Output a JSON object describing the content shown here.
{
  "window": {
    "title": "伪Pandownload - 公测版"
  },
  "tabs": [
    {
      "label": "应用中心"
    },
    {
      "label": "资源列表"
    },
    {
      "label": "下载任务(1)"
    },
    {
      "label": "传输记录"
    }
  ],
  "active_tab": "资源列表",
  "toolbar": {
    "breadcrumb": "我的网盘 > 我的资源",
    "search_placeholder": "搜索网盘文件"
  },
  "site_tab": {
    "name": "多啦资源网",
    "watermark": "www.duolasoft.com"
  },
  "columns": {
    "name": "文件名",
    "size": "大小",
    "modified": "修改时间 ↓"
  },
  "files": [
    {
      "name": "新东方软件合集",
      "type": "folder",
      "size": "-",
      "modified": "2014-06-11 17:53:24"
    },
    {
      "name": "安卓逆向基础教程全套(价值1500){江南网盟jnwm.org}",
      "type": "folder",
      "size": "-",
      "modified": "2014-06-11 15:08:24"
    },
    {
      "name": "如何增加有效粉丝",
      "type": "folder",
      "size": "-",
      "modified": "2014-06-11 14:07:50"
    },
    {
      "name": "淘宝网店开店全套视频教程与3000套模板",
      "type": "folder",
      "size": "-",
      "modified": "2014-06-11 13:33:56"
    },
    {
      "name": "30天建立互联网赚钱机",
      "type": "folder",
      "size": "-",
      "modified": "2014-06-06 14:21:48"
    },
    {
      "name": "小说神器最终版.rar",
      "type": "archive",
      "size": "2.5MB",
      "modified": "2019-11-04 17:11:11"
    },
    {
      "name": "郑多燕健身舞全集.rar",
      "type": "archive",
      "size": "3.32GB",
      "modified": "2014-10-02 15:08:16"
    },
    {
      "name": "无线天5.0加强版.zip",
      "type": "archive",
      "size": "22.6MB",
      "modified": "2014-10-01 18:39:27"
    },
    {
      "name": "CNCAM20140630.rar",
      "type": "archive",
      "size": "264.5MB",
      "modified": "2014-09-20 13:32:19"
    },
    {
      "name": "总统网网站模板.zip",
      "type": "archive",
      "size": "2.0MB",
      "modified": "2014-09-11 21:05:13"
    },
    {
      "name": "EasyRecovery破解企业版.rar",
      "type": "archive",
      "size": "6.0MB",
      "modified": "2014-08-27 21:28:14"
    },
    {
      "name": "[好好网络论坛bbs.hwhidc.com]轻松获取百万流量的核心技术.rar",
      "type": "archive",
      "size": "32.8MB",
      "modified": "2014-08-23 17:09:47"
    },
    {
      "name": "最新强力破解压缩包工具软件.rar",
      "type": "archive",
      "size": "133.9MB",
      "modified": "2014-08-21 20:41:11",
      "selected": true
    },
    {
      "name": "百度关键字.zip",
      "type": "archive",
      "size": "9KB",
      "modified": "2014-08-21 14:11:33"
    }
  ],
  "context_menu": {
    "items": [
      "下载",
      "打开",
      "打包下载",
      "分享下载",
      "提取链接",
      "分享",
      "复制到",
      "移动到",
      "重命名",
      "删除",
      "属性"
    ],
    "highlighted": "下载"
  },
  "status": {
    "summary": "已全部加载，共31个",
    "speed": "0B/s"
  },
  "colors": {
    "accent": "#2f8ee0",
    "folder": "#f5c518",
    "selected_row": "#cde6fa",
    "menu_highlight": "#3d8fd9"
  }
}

+-------+

EXERCISE DETAILS →
Every line of the records above needs to be given again exactly.

SOLUTION TO THIS TASK →
Output a JSON object describing the content shown here.
{
  "window": {
    "title": "伪Pandownload - 公测版"
  },
  "tabs": [
    {
      "label": "应用中心"
    },
    {
      "label": "资源列表"
    },
    {
      "label": "下载任务(1)"
    },
    {
      "label": "传输记录"
    }
  ],
  "active_tab": "资源列表",
  "toolbar": {
    "breadcrumb": "我的网盘 > 我的资源",
    "search_placeholder": "搜索网盘文件"
  },
  "site_tab": {
    "name": "多啦资源网",
    "watermark": "www.duolasoft.com"
  },
  "columns": {
    "name": "文件名",
    "size": "大小",
    "modified": "修改时间 ↓"
  },
  "files": [
    {
      "name": "新东方软件合集",
      "type": "folder",
      "size": "-",
      "modified": "2014-06-11 17:53:24"
    },
    {
      "name": "安卓逆向基础教程全套(价值1500){江南网盟jnwm.org}",
      "type": "folder",
      "size": "-",
      "modified": "2014-06-11 15:08:24"
    },
    {
      "name": "如何增加有效粉丝",
      "type": "folder",
      "size": "-",
      "modified": "2014-06-11 14:07:50"
    },
    {
      "name": "淘宝网店开店全套视频教程与3000套模板",
      "type": "folder",
      "size": "-",
      "modified": "2014-06-11 13:33:56"
    },
    {
      "name": "30天建立互联网赚钱机",
      "type": "folder",
      "size": "-",
      "modified": "2014-06-06 14:21:48"
    },
    {
      "name": "小说神器最终版.rar",
      "type": "archive",
      "size": "2.5MB",
      "modified": "2019-11-04 17:11:11"
    },
    {
      "name": "郑多燕健身舞全集.rar",
      "type": "archive",
      "size": "3.32GB",
      "modified": "2014-10-02 15:08:16"
    },
    {
      "name": "无线天5.0加强版.zip",
      "type": "archive",
      "size": "22.6MB",
      "modified": "2014-10-01 18:39:27"
    },
    {
      "name": "CNCAM20140630.rar",
      "type": "archive",
      "size": "264.5MB",
      "modified": "2014-09-20 13:32:19"
    },
    {
      "name": "总统网网站模板.zip",
      "type": "archive",
      "size": "2.0MB",
      "modified": "2014-09-11 21:05:13"
    },
    {
      "name": "EasyRecovery破解企业版.rar",
      "type": "archive",
      "size": "6.0MB",
      "modified": "2014-08-27 21:28:14"
    },
    {
      "name": "[好好网络论坛bbs.hwhidc.com]轻松获取百万流量的核心技术.rar",
      "type": "archive",
      "size": "32.8MB",
      "modified": "2014-08-23 17:09:47"
    },
    {
      "name": "最新强力破解压缩包工具软件.rar",
      "type": "archive",
      "size": "133.9MB",
      "modified": "2014-08-21 20:41:11",
      "selected": true
    },
    {
      "name": "百度关键字.zip",
      "type": "archive",
      "size": "9KB",
      "modified": "2014-08-21 14:11:33"
    }
  ],
  "context_menu": {
    "items": [
      "下载",
      "打开",
      "打包下载",
      "分享下载",
      "提取链接",
      "分享",
      "复制到",
      "移动到",
      "重命名",
      "删除",
      "属性"
    ],
    "highlighted": "下载"
  },
  "status": {
    "summary": "已全部加载，共31个",
    "speed": "0B/s"
  },
  "colors": {
    "accent": "#2f8ee0",
    "folder": "#f5c518",
    "selected_row": "#cde6fa",
    "menu_highlight": "#3d8fd9"
  }
}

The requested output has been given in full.